- [WRITTEN PROBLEM]:
All the data should be repeated exactly. Any image in it is left out.

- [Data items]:
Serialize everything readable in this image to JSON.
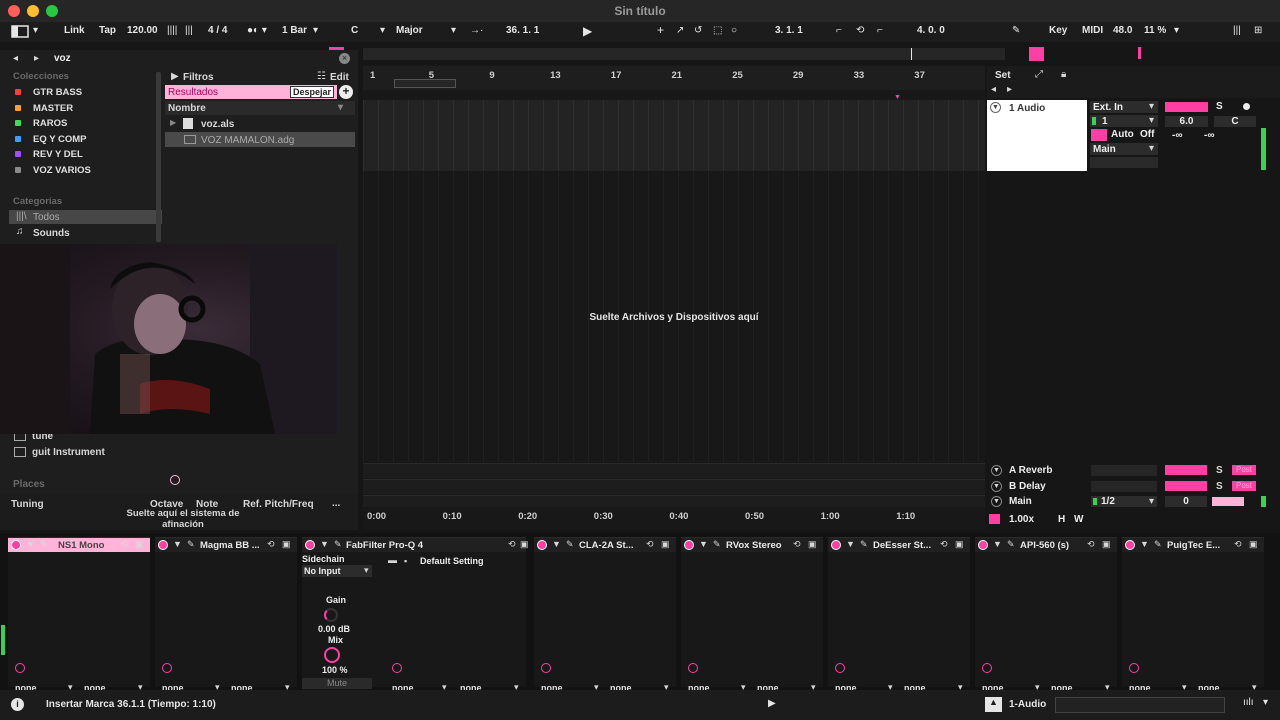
{
  "window": {
    "title": "Sin título"
  },
  "controlbar": {
    "link": "Link",
    "tap": "Tap",
    "tempo": "120.00",
    "signature": "4 / 4",
    "quantize": "1 Bar",
    "key_root": "C",
    "scale": "Major",
    "position": "36.   1.   1",
    "loop_start": "3.   1.   1",
    "loop_length": "4.   0.   0",
    "key_label": "Key",
    "midi_label": "MIDI",
    "zoom": "48.0",
    "cpu": "11 %"
  },
  "browser": {
    "search": "voz",
    "collections_header": "Colecciones",
    "collections": [
      {
        "label": "GTR BASS",
        "color": "#ff3b3b"
      },
      {
        "label": "MASTER",
        "color": "#ff9f2e"
      },
      {
        "label": "RAROS",
        "color": "#3ddc5b"
      },
      {
        "label": "EQ Y COMP",
        "color": "#3aa0ff"
      },
      {
        "label": "REV Y DEL",
        "color": "#a44dff"
      },
      {
        "label": "VOZ VARIOS",
        "color": "#8a8a8a"
      }
    ],
    "categories_header": "Categorías",
    "categories": [
      "Todos",
      "Sounds"
    ],
    "lower_items": [
      "tune",
      "guit Instrument"
    ],
    "places_header": "Places",
    "filters_label": "Filtros",
    "edit_label": "Edit",
    "results_label": "Resultados",
    "clear_label": "Despejar",
    "name_header": "Nombre",
    "results": [
      "voz.als",
      "VOZ MAMALON.adg"
    ],
    "tuning": {
      "label": "Tuning",
      "octave": "Octave",
      "note": "Note",
      "ref": "Ref. Pitch/Freq",
      "more": "...",
      "drop_hint": "Suelte aquí el sistema de afinación"
    }
  },
  "arrangement": {
    "set_label": "Set",
    "bars": [
      "1",
      "5",
      "9",
      "13",
      "17",
      "21",
      "25",
      "29",
      "33",
      "37"
    ],
    "times": [
      "0:00",
      "0:10",
      "0:20",
      "0:30",
      "0:40",
      "0:50",
      "1:00",
      "1:10"
    ],
    "drop_hint": "Suelte Archivos y Dispositivos aquí"
  },
  "mixer": {
    "track_name": "1 Audio",
    "input_type": "Ext. In",
    "input_channel": "1",
    "monitor_auto": "Auto",
    "monitor_off": "Off",
    "output": "Main",
    "volume": "6.0",
    "pan": "C",
    "send_a": "-∞",
    "send_b": "-∞",
    "solo": "S",
    "returns": [
      {
        "name": "A Reverb",
        "solo": "S",
        "post": "Post"
      },
      {
        "name": "B Delay",
        "solo": "S",
        "post": "Post"
      }
    ],
    "main_label": "Main",
    "main_ratio": "1/2",
    "main_value": "0",
    "playback_speed": "1.00x",
    "h_label": "H",
    "w_label": "W"
  },
  "devices": [
    {
      "name": "NS1 Mono",
      "sel1": "none",
      "sel2": "none"
    },
    {
      "name": "Magma BB ...",
      "sel1": "none",
      "sel2": "none"
    },
    {
      "name": "FabFilter Pro-Q 4",
      "sel1": "none",
      "sel2": "none",
      "sidechain": "Sidechain",
      "sc_input": "No Input",
      "gain_label": "Gain",
      "gain_value": "0.00 dB",
      "mix_label": "Mix",
      "mix_value": "100 %",
      "mute": "Mute",
      "preset": "Default Setting"
    },
    {
      "name": "CLA-2A St...",
      "sel1": "none",
      "sel2": "none"
    },
    {
      "name": "RVox Stereo",
      "sel1": "none",
      "sel2": "none"
    },
    {
      "name": "DeEsser St...",
      "sel1": "none",
      "sel2": "none"
    },
    {
      "name": "API-560 (s)",
      "sel1": "none",
      "sel2": "none"
    },
    {
      "name": "PuigTec E...",
      "sel1": "none",
      "sel2": "none"
    }
  ],
  "status": {
    "message": "Insertar Marca 36.1.1 (Tiempo: 1:10)",
    "track": "1-Audio"
  },
  "colors": {
    "accent": "#ff3fa4",
    "accent_light": "#ffb3d9",
    "meter": "#39d353"
  }
}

- [COMPLETE RESPONSE]:
Serialize everything readable in this image to JSON.
{
  "window": {
    "title": "Sin título"
  },
  "controlbar": {
    "link": "Link",
    "tap": "Tap",
    "tempo": "120.00",
    "signature": "4 / 4",
    "quantize": "1 Bar",
    "key_root": "C",
    "scale": "Major",
    "position": "36.   1.   1",
    "loop_start": "3.   1.   1",
    "loop_length": "4.   0.   0",
    "key_label": "Key",
    "midi_label": "MIDI",
    "zoom": "48.0",
    "cpu": "11 %"
  },
  "browser": {
    "search": "voz",
    "collections_header": "Colecciones",
    "collections": [
      {
        "label": "GTR BASS",
        "color": "#ff3b3b"
      },
      {
        "label": "MASTER",
        "color": "#ff9f2e"
      },
      {
        "label": "RAROS",
        "color": "#3ddc5b"
      },
      {
        "label": "EQ Y COMP",
        "color": "#3aa0ff"
      },
      {
        "label": "REV Y DEL",
        "color": "#a44dff"
      },
      {
        "label": "VOZ VARIOS",
        "color": "#8a8a8a"
      }
    ],
    "categories_header": "Categorías",
    "categories": [
      "Todos",
      "Sounds"
    ],
    "lower_items": [
      "tune",
      "guit Instrument"
    ],
    "places_header": "Places",
    "filters_label": "Filtros",
    "edit_label": "Edit",
    "results_label": "Resultados",
    "clear_label": "Despejar",
    "name_header": "Nombre",
    "results": [
      "voz.als",
      "VOZ MAMALON.adg"
    ],
    "tuning": {
      "label": "Tuning",
      "octave": "Octave",
      "note": "Note",
      "ref": "Ref. Pitch/Freq",
      "more": "...",
      "drop_hint": "Suelte aquí el sistema de afinación"
    }
  },
  "arrangement": {
    "set_label": "Set",
    "bars": [
      "1",
      "5",
      "9",
      "13",
      "17",
      "21",
      "25",
      "29",
      "33",
      "37"
    ],
    "times": [
      "0:00",
      "0:10",
      "0:20",
      "0:30",
      "0:40",
      "0:50",
      "1:00",
      "1:10"
    ],
    "drop_hint": "Suelte Archivos y Dispositivos aquí"
  },
  "mixer": {
    "track_name": "1 Audio",
    "input_type": "Ext. In",
    "input_channel": "1",
    "monitor_auto": "Auto",
    "monitor_off": "Off",
    "output": "Main",
    "volume": "6.0",
    "pan": "C",
    "send_a": "-∞",
    "send_b": "-∞",
    "solo": "S",
    "returns": [
      {
        "name": "A Reverb",
        "solo": "S",
        "post": "Post"
      },
      {
        "name": "B Delay",
        "solo": "S",
        "post": "Post"
      }
    ],
    "main_label": "Main",
    "main_ratio": "1/2",
    "main_value": "0",
    "playback_speed": "1.00x",
    "h_label": "H",
    "w_label": "W"
  },
  "devices": [
    {
      "name": "NS1 Mono",
      "sel1": "none",
      "sel2": "none"
    },
    {
      "name": "Magma BB ...",
      "sel1": "none",
      "sel2": "none"
    },
    {
      "name": "FabFilter Pro-Q 4",
      "sel1": "none",
      "sel2": "none",
      "sidechain": "Sidechain",
      "sc_input": "No Input",
      "gain_label": "Gain",
      "gain_value": "0.00 dB",
      "mix_label": "Mix",
      "mix_value": "100 %",
      "mute": "Mute",
      "preset": "Default Setting"
    },
    {
      "name": "CLA-2A St...",
      "sel1": "none",
      "sel2": "none"
    },
    {
      "name": "RVox Stereo",
      "sel1": "none",
      "sel2": "none"
    },
    {
      "name": "DeEsser St...",
      "sel1": "none",
      "sel2": "none"
    },
    {
      "name": "API-560 (s)",
      "sel1": "none",
      "sel2": "none"
    },
    {
      "name": "PuigTec E...",
      "sel1": "none",
      "sel2": "none"
    }
  ],
  "status": {
    "message": "Insertar Marca 36.1.1 (Tiempo: 1:10)",
    "track": "1-Audio"
  },
  "colors": {
    "accent": "#ff3fa4",
    "accent_light": "#ffb3d9",
    "meter": "#39d353"
  }
}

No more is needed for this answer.